## [Work task A]
Translate this sentence from the financial statement notes into Spanish: "The company transitioned to FRS 102 on 1 April 2015."
## [Work task B]
According to the financial statement notes, which two companies are considered the ultimate controlling parties?
## [Work task C]
Repeat word for word the part of the financial statement notes that begins at the words "8. Controlling party" and stops after "1 April 2015.".

## [Extract]
8. Controlling party
The Company is a wholly owned subsidiary of Straben Limited, a company incorporated in Northern Ireland. Benmore Developments (NI) Limited, a company incorporated in Northern Ireland and Stranmillis Investments Limited, a company incorporated in Northern Ireland each hold 50% of the ordinary share capital of Straben Limited and as such both are considered to be the ultimate controlling parties.
9. Transition to FRS 102
These are the first financial statements that comply with FRS 102. The company transitioned to FRS 102 on 1 April 2015.
No transitional adjustments were required in equity or profit or loss for the period.

Recorded data:
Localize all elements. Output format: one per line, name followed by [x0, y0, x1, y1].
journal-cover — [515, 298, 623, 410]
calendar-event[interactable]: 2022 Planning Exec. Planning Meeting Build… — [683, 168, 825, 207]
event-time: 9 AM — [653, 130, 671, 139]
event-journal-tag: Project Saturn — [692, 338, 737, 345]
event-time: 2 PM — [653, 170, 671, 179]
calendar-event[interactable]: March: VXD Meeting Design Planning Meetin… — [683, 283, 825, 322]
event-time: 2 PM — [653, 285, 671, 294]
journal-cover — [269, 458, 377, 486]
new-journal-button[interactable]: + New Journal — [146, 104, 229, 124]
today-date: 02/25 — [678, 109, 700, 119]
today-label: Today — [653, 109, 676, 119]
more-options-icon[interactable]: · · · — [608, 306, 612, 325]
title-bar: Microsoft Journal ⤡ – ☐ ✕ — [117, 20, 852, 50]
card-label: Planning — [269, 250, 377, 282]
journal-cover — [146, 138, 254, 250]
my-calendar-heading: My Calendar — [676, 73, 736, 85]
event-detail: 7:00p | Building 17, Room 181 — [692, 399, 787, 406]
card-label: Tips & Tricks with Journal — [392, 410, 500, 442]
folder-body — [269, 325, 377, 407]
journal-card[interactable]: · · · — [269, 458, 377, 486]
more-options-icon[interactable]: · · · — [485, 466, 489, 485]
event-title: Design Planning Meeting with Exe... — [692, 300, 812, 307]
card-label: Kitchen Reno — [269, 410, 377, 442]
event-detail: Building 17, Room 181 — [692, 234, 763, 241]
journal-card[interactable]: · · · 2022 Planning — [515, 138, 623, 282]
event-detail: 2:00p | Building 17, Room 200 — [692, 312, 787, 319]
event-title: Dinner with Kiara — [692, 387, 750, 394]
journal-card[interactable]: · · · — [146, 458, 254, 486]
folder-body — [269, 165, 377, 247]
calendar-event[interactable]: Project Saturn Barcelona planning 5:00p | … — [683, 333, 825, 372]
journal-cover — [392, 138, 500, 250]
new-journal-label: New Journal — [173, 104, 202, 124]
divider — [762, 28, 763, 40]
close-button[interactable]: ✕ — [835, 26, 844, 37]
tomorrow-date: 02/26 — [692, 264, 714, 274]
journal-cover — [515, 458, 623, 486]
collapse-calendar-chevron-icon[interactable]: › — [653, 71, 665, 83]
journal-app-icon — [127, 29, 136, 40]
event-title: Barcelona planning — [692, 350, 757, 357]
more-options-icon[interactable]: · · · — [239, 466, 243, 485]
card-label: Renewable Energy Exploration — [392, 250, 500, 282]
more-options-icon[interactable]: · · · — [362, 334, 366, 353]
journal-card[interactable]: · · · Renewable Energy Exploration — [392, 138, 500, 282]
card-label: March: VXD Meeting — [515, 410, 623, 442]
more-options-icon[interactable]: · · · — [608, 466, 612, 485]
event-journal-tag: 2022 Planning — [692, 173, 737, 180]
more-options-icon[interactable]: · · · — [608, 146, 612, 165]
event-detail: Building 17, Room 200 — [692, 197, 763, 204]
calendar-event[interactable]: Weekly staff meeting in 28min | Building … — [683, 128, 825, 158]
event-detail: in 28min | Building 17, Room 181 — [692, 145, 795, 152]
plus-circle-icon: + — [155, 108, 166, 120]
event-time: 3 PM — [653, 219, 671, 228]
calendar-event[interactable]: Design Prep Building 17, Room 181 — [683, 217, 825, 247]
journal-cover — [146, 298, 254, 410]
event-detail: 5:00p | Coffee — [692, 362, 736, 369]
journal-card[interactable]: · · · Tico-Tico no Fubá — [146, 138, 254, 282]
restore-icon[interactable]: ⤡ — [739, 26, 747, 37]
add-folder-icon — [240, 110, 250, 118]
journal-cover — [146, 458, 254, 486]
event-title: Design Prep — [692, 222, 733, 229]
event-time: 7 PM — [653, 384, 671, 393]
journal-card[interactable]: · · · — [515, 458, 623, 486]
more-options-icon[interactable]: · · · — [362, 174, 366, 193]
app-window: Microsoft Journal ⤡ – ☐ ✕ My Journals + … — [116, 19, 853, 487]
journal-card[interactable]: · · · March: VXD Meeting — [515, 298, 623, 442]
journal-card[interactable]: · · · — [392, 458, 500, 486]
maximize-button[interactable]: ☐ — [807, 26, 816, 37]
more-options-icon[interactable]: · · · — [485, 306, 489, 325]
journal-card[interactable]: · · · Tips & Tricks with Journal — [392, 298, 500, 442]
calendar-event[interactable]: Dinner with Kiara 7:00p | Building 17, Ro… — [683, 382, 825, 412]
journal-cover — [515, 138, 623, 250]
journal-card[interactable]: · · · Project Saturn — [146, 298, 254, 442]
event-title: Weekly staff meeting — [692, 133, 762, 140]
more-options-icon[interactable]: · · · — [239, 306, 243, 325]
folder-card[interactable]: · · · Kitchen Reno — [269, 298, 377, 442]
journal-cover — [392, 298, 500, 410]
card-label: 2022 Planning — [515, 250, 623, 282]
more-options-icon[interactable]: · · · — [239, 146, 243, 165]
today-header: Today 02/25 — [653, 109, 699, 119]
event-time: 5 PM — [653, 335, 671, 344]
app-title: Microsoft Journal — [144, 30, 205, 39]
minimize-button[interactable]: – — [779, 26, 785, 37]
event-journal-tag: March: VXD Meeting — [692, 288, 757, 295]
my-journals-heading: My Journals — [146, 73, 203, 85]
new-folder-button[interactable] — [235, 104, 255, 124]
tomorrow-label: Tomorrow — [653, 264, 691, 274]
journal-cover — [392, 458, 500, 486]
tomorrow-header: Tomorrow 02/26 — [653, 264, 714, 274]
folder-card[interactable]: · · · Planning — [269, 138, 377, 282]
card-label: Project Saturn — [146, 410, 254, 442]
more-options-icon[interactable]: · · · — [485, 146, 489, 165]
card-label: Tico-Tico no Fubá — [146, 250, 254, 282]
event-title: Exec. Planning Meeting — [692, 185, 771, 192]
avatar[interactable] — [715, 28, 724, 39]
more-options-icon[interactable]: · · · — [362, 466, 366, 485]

## [Task answer A]
La compañía realizó la transición a la FRS 102 el 1 de abril de 2015.

## [Task answer B]
Benmore Developments (NI) Limited and Stranmillis Investments Limited are considered the ultimate controlling parties.

## [Task answer C]
8. Controlling party
The Company is a wholly owned subsidiary of Straben Limited, a company incorporated in Northern Ireland. Benmore Developments (NI) Limited, a company incorporated in Northern Ireland and Stranmillis Investments Limited, a company incorporated in Northern Ireland each hold 50% of the ordinary share capital of Straben Limited and as such both are considered to be the ultimate controlling parties.
9. Transition to FRS 102
These are the first financial statements that comply with FRS 102. The company transitioned to FRS 102 on 1 April 2015.